__TASK REQUIREMENTS__
Copy the data below, changing each "Balcony" to "Terrace" and leaving everything else as it is. Omit the pictures from your copy.

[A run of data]
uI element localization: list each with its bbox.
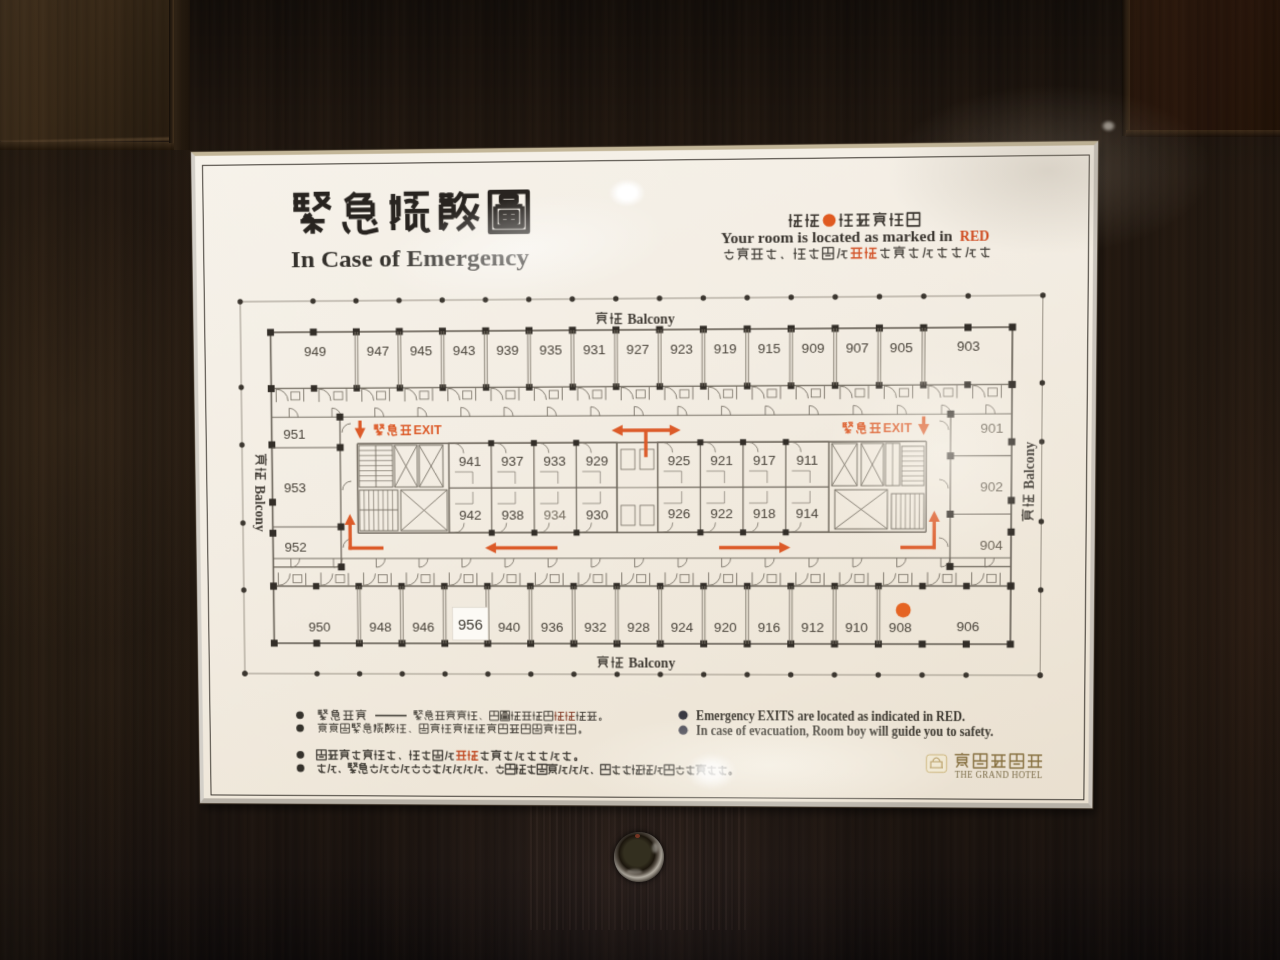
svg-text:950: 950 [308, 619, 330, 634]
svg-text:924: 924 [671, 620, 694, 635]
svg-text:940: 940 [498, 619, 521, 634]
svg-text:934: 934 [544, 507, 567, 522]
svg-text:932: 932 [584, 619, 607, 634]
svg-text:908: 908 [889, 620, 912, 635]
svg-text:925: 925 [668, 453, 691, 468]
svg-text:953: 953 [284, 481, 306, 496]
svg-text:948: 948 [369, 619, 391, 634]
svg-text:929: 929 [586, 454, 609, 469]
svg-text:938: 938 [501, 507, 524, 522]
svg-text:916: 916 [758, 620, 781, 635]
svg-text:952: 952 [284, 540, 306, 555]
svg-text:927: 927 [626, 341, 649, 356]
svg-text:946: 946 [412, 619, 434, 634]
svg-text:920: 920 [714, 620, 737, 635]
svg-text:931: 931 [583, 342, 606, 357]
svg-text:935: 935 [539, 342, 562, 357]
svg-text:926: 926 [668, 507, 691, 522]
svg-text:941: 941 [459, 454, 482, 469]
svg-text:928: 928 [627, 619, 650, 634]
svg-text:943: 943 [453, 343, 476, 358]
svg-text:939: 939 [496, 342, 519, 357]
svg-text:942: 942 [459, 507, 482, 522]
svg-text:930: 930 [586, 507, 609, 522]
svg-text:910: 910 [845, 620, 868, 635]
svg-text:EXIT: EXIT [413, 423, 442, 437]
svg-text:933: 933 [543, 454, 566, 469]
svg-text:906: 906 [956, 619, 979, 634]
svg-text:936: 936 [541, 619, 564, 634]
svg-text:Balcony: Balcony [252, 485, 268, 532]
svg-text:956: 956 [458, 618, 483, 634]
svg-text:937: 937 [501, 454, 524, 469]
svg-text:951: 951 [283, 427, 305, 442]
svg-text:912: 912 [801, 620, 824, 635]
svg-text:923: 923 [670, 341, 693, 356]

__RESPONSE TO THIS TASK__
uI element localization: list each with its bbox.
svg-text:950: 950 [308, 619, 330, 634]
svg-text:924: 924 [671, 620, 694, 635]
svg-text:940: 940 [498, 619, 521, 634]
svg-text:934: 934 [544, 507, 567, 522]
svg-text:932: 932 [584, 619, 607, 634]
svg-text:908: 908 [889, 620, 912, 635]
svg-text:925: 925 [668, 453, 691, 468]
svg-text:953: 953 [284, 481, 306, 496]
svg-text:948: 948 [369, 619, 391, 634]
svg-text:929: 929 [586, 454, 609, 469]
svg-text:938: 938 [501, 507, 524, 522]
svg-text:916: 916 [758, 620, 781, 635]
svg-text:952: 952 [284, 540, 306, 555]
svg-text:927: 927 [626, 341, 649, 356]
svg-text:946: 946 [412, 619, 434, 634]
svg-text:920: 920 [714, 620, 737, 635]
svg-text:931: 931 [583, 342, 606, 357]
svg-text:935: 935 [539, 342, 562, 357]
svg-text:926: 926 [668, 507, 691, 522]
svg-text:941: 941 [459, 454, 482, 469]
svg-text:928: 928 [627, 619, 650, 634]
svg-text:943: 943 [453, 343, 476, 358]
svg-text:939: 939 [496, 342, 519, 357]
svg-text:942: 942 [459, 507, 482, 522]
svg-text:930: 930 [586, 507, 609, 522]
svg-text:910: 910 [845, 620, 868, 635]
svg-text:EXIT: EXIT [413, 423, 442, 437]
svg-text:933: 933 [543, 454, 566, 469]
svg-text:906: 906 [956, 619, 979, 634]
svg-text:936: 936 [541, 619, 564, 634]
svg-text:Terrace: Terrace [252, 485, 268, 532]
svg-text:956: 956 [458, 618, 483, 634]
svg-text:937: 937 [501, 454, 524, 469]
svg-text:951: 951 [283, 427, 305, 442]
svg-text:912: 912 [801, 620, 824, 635]
svg-text:923: 923 [670, 341, 693, 356]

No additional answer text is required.